_Trecho fornecido:_
Quem acha que houve um não acredita
(ou não gosta de admitir) que houve o
outro". Anos de chumbo, mas também
anos de ouro. Enquanto não for possível
encarar e estudar essa mistura com serenidade e rigor, a ditadura no Brasil continuará sendo um "cadáver no armário".
Poucos, muito poucos, levantaram-se
decididamente contra ela. De um lado, as
organizações da esquerda armada de ilusões, mais do que de armas, com seus escassíssimos efetivos (algumas centenas
de militantes, a grande maioria de jovens
de menos de 25 anos). De outro, os que
resistiram sem recorrer à violência: professores, advogados, eclesiásticos, políticos. Porém, como diria um deles, não havia nada a fazer. E, realmente, não havia
(Pedroso Horta). Para quem quisesse lutar, efetivamente, só havia porta batendo
na cara (José de Araújo Barreto).
A ditadura radicalizou-se com o tempo. Aprofundou-se. Escancarou-se. A
prática da tortura, iniciada e denunciada
ainda no governo Castelo Branco, este
improvável liberal, cujo renome se deve
mais ao horror que o sucedeu do que a
suas próprias e escassas virtudes, foi se
convertendo, pouco a pouco, em política
de Estado. No processo, predominariam
cada vez mais a truculência, a criminalidade e a "anarquia" da sinistra "comunidade de informações". Derivando em
delinquência, da qual seriam tipos emblemáticos o delegado Fleury e o capitão
Ailton Guimarães, celebrados pelo regime. Uma gangrena.

_Tarefa proposta A:_ Transcreva sem alterações a parte do trecho sobre a ditadura no Brasil que começa com as palavras que contêm "Poucos, muito poucos, levantaram-se" e termina em "de Araújo Barreto).".
O texto e os registros não têm nenhuma relação entre si.

[Registros de dados salvos]
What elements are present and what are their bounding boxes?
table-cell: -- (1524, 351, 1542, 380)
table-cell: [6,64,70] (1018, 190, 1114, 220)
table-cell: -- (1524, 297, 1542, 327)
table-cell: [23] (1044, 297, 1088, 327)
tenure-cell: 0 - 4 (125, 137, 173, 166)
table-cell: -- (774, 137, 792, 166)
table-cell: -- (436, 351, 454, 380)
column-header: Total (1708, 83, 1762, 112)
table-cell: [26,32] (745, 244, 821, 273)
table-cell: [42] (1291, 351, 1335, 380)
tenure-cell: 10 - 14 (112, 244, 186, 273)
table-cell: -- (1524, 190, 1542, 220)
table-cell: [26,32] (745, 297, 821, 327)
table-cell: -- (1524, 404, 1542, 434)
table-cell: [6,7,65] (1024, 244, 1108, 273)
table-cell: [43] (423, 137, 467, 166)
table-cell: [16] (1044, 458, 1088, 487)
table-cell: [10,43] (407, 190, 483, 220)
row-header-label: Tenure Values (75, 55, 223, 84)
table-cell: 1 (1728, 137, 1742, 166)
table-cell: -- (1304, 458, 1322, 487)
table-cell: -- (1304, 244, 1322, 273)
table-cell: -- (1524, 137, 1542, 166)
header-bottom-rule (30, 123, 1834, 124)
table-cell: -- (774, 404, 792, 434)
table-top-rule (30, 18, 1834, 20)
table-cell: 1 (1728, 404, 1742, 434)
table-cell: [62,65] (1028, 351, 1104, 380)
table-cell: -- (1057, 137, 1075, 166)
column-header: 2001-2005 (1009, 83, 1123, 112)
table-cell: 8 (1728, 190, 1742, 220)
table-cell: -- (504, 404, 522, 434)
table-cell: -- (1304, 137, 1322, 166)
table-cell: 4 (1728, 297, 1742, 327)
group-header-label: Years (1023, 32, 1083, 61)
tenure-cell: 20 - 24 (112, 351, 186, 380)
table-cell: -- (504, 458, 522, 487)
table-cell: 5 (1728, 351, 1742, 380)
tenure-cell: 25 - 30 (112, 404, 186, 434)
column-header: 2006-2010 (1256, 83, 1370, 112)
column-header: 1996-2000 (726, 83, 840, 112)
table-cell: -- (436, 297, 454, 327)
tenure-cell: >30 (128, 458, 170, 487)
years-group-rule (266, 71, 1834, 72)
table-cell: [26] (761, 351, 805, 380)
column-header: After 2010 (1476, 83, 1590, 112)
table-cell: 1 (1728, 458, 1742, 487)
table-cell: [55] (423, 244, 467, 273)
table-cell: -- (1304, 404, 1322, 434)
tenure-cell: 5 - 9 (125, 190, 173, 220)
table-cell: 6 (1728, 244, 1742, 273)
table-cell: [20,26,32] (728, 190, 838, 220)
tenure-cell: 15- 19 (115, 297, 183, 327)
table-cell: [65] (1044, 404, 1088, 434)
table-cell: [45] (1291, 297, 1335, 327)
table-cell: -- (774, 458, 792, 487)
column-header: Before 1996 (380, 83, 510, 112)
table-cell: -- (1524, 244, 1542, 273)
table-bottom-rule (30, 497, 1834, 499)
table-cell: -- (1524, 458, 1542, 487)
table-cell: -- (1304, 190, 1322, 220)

_Tarefa proposta B:_ Encontre e copie cada linha dos registros que contenha a palavra "column", levando em conta maiúsculas e minúsculas.

_Solução A:_
Poucos, muito poucos, levantaram-se
decididamente contra ela. De um lado, as
organizações da esquerda armada de ilusões, mais do que de armas, com seus escassíssimos efetivos (algumas centenas
de militantes, a grande maioria de jovens
de menos de 25 anos). De outro, os que
resistiram sem recorrer à violência: professores, advogados, eclesiásticos, políticos. Porém, como diria um deles, não havia nada a fazer. E, realmente, não havia
(Pedroso Horta). Para quem quisesse lutar, efetivamente, só havia porta batendo
na cara (José de Araújo Barreto).

_Solução B:_
column-header: Total (1708, 83, 1762, 112)
column-header: 2001-2005 (1009, 83, 1123, 112)
column-header: 2006-2010 (1256, 83, 1370, 112)
column-header: 1996-2000 (726, 83, 840, 112)
column-header: After 2010 (1476, 83, 1590, 112)
column-header: Before 1996 (380, 83, 510, 112)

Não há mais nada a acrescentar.